=== What to do ===
Copy each line holding the string "Visina".

[BEGIN]

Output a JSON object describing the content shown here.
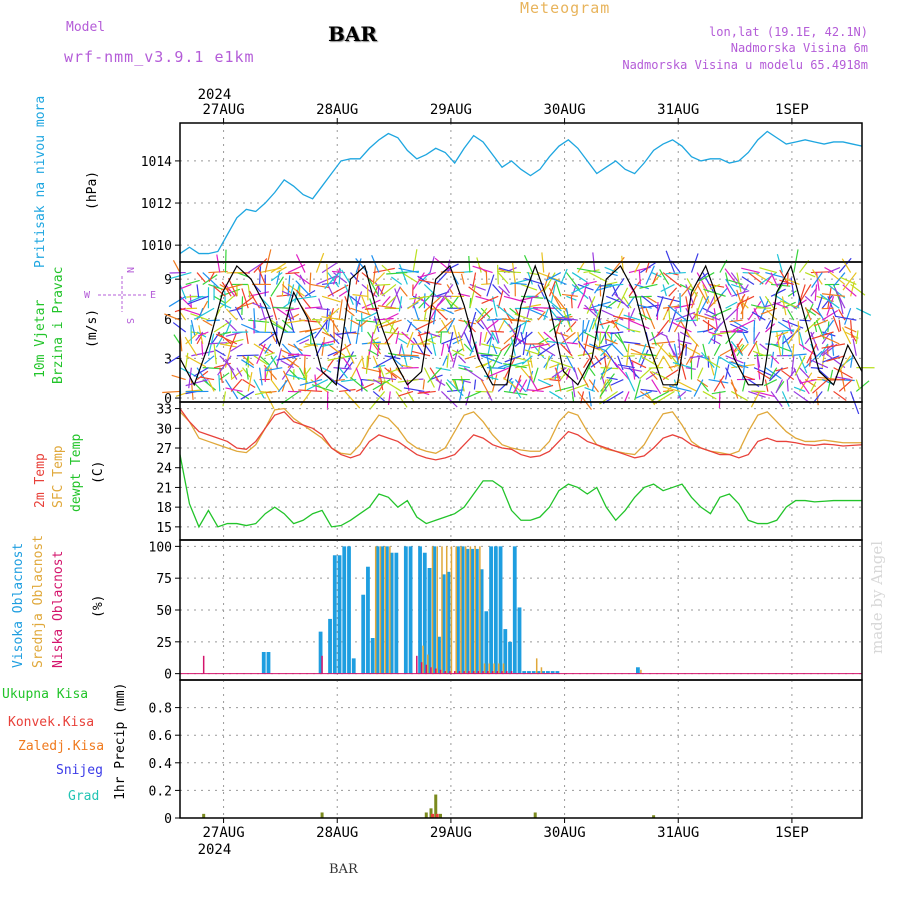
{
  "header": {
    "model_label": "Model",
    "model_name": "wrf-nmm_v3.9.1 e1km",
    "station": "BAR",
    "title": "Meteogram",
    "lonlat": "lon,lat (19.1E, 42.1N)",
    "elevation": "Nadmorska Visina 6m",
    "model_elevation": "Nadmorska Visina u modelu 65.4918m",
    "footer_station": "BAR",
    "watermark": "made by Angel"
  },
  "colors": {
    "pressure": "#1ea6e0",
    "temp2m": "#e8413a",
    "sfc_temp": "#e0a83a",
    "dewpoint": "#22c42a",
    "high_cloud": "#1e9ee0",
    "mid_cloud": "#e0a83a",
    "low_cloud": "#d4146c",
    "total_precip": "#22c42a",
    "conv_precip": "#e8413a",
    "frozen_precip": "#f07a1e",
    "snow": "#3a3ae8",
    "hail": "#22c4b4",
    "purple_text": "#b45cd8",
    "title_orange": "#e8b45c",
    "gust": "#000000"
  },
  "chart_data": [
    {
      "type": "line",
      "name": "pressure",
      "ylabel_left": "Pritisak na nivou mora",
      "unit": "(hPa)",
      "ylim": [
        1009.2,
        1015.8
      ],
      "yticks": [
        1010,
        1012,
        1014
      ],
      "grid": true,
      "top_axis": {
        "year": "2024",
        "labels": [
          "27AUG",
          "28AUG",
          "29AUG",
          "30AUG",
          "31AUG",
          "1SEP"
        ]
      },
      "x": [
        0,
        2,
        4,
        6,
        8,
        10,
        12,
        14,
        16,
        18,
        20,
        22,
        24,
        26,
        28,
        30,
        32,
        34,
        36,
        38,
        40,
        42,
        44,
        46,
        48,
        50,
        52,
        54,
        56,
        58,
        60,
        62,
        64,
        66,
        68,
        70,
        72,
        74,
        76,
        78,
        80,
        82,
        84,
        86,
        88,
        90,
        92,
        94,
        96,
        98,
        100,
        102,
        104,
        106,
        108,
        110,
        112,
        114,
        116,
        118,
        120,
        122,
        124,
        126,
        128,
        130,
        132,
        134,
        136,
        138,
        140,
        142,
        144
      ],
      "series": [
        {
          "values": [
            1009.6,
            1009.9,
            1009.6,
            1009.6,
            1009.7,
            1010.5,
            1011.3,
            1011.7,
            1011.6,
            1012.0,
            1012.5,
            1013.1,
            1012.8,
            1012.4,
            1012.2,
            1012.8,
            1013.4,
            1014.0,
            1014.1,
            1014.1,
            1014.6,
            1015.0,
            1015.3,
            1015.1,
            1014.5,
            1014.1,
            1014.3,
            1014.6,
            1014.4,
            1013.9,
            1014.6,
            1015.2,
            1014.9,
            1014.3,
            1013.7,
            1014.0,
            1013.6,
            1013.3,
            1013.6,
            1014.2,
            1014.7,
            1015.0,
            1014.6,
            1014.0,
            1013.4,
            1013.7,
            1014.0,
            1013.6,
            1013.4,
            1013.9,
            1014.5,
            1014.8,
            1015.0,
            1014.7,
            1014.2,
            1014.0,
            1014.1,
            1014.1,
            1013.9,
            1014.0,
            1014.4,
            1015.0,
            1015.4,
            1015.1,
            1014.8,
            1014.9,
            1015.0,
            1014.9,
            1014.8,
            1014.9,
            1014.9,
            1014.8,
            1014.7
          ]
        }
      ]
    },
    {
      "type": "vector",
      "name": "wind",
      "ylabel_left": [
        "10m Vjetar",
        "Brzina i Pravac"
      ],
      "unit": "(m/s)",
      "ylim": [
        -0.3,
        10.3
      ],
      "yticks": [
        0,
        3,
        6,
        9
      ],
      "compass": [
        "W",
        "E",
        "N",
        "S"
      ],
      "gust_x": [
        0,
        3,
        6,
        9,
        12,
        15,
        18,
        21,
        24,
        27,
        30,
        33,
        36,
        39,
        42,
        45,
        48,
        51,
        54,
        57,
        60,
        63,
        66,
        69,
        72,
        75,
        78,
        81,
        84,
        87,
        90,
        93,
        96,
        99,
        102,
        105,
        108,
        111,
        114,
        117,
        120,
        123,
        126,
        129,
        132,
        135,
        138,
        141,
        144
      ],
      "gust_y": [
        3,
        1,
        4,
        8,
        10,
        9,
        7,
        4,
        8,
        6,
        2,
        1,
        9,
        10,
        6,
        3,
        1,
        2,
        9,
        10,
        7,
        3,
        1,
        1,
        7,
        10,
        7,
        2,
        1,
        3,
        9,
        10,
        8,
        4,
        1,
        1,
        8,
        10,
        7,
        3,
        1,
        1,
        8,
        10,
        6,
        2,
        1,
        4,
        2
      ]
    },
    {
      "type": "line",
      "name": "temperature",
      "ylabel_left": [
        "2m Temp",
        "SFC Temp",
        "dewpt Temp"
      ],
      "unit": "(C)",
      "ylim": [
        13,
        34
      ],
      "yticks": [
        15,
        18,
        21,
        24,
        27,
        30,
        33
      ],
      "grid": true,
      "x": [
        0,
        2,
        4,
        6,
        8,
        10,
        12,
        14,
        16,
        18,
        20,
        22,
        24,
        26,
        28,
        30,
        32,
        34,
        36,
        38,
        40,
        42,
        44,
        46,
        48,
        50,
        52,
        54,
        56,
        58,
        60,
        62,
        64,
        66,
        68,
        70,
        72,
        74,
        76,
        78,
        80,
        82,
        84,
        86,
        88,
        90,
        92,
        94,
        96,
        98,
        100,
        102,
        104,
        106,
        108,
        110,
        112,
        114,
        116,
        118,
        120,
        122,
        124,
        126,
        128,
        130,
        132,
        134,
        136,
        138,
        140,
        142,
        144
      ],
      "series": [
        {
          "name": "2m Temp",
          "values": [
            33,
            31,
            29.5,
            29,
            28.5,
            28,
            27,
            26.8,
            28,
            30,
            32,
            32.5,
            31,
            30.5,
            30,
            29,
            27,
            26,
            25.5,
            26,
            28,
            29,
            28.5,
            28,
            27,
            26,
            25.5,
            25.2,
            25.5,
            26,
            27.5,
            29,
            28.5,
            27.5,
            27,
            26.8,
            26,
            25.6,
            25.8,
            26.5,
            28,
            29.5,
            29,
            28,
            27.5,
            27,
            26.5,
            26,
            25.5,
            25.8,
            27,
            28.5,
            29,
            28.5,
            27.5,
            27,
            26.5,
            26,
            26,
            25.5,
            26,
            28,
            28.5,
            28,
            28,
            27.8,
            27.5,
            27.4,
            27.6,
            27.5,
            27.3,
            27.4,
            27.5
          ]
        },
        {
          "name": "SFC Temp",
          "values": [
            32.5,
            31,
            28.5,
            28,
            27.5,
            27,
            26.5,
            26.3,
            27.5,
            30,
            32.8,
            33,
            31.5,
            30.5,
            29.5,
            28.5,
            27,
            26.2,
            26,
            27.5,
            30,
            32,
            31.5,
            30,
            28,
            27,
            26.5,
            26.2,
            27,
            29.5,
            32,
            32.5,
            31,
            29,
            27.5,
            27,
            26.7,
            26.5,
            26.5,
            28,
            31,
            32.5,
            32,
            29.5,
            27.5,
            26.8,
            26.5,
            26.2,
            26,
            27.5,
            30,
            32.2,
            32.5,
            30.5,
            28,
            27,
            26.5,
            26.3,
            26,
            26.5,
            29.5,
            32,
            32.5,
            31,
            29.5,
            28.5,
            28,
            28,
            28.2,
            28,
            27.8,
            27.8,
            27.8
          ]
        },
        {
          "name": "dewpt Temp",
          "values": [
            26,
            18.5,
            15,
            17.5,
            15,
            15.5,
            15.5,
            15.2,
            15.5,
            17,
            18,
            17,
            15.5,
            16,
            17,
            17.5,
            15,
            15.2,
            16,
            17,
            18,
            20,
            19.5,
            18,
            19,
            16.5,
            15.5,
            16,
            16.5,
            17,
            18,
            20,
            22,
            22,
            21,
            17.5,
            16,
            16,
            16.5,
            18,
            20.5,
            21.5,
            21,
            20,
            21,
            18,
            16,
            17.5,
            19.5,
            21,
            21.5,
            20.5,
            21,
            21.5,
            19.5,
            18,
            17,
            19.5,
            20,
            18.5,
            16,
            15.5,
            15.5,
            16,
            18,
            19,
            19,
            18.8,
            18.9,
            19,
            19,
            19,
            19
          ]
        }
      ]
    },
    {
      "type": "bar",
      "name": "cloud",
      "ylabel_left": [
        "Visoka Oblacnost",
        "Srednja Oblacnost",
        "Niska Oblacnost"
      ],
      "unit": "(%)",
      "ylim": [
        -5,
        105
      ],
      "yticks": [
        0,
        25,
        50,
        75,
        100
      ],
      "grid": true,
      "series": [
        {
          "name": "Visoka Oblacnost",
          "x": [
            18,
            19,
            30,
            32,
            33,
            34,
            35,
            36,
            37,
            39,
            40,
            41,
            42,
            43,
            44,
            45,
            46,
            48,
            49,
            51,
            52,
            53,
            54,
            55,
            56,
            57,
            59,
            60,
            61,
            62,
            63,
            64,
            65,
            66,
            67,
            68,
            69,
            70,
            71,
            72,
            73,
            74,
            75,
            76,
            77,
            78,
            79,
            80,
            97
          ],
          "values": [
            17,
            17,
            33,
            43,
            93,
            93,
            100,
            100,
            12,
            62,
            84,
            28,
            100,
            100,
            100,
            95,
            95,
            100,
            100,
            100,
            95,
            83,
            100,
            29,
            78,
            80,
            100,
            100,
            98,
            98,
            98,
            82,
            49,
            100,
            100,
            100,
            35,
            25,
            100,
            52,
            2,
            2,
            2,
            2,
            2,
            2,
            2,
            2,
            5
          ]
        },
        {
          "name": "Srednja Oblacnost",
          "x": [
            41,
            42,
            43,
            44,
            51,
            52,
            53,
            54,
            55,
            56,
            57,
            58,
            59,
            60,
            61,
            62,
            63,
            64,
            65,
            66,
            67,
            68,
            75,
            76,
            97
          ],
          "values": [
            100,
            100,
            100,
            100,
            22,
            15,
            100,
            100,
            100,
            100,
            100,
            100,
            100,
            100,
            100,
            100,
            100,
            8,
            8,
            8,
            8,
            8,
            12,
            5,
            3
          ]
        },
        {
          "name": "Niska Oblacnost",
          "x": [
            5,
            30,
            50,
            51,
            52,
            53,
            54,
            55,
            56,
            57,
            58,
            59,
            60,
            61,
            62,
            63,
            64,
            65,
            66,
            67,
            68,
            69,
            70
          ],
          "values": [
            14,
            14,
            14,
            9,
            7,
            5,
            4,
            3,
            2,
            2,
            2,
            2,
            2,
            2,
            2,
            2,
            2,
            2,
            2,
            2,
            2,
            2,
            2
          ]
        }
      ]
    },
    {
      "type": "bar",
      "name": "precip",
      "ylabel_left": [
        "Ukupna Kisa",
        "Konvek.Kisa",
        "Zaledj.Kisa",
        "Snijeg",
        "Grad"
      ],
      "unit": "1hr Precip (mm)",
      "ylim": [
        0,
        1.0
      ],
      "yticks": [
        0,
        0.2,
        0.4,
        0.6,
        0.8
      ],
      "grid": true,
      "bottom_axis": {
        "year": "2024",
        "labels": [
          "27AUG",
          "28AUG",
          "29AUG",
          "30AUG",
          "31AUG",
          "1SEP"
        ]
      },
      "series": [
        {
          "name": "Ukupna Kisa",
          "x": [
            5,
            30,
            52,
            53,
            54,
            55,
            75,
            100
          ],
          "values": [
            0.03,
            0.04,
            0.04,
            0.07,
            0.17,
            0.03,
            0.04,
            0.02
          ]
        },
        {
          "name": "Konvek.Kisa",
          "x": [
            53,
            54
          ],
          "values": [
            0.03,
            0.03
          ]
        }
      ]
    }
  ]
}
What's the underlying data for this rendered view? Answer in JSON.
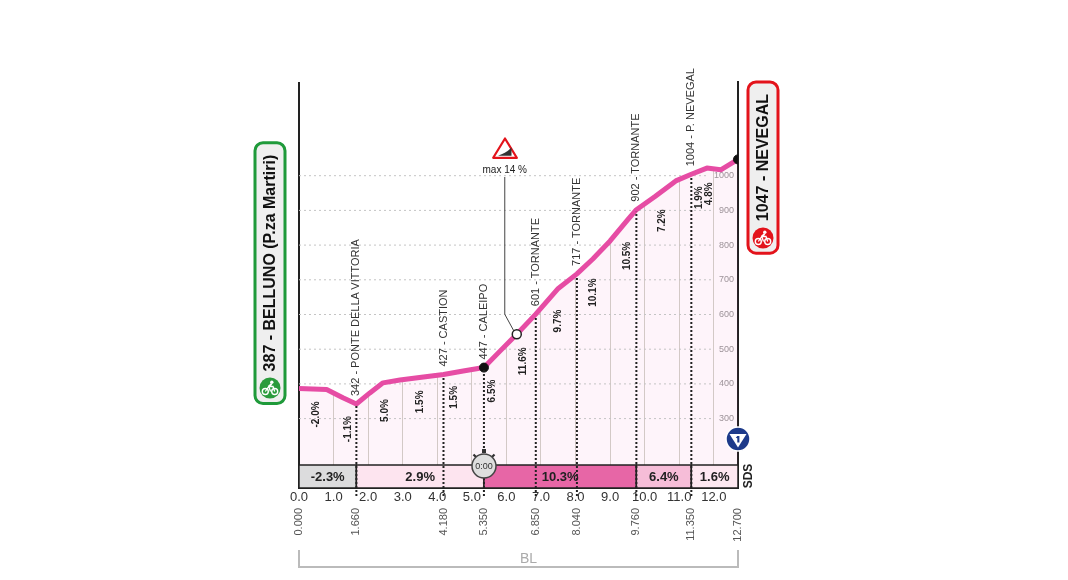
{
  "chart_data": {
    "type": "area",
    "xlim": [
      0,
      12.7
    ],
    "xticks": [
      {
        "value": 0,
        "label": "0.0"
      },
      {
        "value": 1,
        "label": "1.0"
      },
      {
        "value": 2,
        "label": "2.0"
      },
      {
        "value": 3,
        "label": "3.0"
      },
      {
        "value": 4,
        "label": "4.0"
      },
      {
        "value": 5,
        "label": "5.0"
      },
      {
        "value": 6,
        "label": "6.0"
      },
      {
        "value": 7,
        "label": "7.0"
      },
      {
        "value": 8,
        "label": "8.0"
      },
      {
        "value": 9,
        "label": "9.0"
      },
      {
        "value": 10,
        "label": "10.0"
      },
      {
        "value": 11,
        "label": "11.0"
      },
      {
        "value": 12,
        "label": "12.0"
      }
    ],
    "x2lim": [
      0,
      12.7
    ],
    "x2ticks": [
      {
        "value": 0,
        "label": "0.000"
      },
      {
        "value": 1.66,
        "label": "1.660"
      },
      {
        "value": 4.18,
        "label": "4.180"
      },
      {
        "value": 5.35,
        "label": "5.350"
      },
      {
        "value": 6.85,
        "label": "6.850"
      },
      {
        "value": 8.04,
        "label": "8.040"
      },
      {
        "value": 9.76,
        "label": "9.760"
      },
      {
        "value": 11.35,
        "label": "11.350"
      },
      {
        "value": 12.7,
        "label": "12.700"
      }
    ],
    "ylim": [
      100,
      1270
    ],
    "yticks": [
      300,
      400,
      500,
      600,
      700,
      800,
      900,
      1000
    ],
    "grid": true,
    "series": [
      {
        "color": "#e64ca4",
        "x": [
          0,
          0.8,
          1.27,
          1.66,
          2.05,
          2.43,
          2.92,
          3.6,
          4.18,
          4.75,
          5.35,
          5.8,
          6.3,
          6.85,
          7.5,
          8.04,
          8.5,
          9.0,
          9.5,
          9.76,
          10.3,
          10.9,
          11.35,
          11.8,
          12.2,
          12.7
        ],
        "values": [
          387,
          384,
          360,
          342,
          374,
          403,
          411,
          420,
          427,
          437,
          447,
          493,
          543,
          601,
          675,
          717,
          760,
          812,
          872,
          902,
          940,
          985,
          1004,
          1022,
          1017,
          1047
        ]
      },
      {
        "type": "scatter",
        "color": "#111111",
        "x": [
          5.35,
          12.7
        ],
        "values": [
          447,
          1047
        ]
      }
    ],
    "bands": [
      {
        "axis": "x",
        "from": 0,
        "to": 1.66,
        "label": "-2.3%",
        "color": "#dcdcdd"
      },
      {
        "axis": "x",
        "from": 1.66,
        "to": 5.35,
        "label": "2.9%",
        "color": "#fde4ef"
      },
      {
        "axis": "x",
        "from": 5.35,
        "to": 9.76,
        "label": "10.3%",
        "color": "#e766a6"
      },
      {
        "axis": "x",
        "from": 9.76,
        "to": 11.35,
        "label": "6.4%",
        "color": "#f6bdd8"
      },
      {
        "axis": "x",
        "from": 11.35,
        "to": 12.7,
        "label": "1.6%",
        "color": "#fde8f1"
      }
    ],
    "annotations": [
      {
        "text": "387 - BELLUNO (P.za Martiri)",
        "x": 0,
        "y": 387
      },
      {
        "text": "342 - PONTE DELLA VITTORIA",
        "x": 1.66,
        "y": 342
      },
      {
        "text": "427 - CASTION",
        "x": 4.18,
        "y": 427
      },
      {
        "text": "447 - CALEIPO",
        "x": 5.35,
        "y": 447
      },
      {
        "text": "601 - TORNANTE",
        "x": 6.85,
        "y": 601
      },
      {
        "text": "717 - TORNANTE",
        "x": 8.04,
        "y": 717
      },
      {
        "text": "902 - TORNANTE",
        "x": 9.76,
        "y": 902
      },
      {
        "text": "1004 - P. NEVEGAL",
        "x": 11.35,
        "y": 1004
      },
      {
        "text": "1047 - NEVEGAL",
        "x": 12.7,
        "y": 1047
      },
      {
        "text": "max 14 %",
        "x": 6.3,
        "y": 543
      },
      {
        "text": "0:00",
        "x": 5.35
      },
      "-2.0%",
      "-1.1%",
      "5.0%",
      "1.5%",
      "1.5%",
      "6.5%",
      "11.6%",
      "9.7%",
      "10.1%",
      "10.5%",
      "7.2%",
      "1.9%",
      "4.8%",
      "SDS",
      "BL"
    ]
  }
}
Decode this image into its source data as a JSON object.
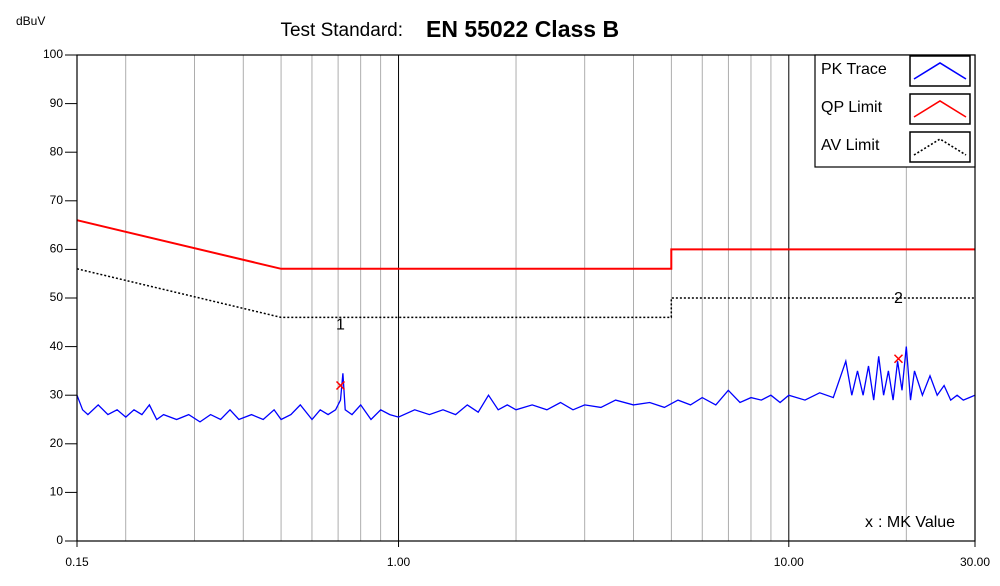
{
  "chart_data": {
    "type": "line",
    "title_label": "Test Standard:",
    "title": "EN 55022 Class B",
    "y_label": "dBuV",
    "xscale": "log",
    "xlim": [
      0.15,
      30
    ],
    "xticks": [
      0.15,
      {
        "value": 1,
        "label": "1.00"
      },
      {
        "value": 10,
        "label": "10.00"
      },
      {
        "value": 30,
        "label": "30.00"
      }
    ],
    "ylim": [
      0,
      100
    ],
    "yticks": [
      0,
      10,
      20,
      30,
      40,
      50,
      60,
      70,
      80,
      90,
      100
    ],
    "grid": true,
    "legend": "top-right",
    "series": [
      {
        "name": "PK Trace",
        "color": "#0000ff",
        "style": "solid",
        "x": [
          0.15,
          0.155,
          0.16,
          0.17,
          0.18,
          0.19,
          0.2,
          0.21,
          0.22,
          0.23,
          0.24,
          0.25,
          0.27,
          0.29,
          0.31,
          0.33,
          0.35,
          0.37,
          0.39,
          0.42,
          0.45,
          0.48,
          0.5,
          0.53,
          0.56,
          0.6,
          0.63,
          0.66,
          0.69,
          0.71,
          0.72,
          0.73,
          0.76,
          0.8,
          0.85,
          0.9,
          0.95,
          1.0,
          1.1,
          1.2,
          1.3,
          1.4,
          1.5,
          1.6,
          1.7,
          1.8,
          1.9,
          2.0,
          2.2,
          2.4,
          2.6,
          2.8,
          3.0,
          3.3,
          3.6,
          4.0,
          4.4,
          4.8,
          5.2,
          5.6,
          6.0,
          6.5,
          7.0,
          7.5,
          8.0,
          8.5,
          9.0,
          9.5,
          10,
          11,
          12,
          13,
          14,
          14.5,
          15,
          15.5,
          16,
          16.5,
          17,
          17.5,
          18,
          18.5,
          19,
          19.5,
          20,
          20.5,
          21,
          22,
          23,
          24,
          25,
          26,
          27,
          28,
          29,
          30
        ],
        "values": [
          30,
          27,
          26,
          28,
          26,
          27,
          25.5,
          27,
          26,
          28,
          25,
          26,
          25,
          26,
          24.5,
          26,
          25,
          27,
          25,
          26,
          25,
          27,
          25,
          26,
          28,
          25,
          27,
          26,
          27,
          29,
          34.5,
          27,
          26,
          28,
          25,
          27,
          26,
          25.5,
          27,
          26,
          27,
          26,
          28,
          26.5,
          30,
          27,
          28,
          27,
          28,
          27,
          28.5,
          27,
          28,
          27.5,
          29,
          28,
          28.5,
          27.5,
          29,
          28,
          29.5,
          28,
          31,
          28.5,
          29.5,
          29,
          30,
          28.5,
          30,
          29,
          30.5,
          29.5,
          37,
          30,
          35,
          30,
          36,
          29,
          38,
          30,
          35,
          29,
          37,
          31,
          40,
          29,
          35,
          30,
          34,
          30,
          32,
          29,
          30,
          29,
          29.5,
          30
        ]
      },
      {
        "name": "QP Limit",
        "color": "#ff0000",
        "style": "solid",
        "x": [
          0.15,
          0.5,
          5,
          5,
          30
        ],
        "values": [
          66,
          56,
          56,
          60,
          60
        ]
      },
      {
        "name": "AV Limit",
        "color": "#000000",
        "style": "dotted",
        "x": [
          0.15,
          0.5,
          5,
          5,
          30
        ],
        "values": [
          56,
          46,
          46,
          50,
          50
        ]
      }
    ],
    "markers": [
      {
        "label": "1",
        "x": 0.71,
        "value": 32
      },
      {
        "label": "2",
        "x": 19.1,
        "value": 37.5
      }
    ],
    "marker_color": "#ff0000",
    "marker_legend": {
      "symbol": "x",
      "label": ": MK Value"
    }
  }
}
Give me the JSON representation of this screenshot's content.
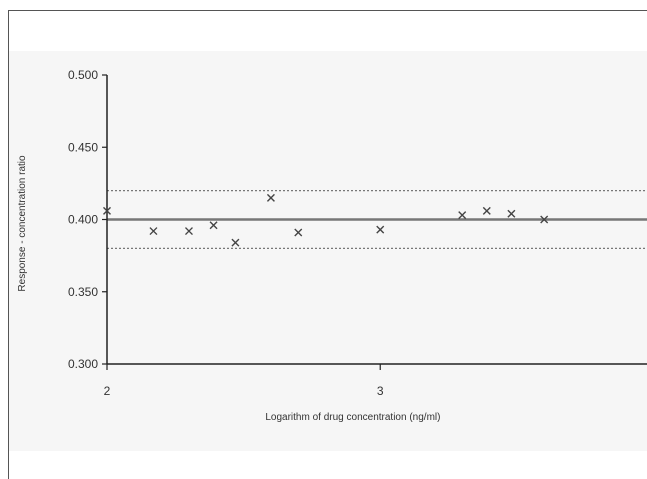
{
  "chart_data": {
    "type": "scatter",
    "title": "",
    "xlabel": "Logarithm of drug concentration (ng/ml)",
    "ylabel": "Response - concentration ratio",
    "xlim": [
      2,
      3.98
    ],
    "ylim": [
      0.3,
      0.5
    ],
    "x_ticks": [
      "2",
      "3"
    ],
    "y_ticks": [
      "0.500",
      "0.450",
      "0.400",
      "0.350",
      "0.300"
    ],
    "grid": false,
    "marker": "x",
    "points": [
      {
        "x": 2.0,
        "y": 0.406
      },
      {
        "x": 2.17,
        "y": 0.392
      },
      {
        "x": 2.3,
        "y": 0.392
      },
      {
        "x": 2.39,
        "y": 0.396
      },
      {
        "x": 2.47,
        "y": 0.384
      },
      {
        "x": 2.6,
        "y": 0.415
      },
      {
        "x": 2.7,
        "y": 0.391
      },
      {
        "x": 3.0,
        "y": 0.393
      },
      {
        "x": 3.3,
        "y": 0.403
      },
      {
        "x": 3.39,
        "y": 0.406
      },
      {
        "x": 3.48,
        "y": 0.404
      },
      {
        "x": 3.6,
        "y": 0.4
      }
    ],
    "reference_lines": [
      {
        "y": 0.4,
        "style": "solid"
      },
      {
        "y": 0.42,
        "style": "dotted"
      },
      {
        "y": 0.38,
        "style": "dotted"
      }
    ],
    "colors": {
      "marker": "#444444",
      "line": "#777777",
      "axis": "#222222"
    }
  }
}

[END]

=== Output below ===
    "elevation": "Nadmorska Visina 6m",
    "model_elevation": "Nadmorska Visina u modelu 65.4918m",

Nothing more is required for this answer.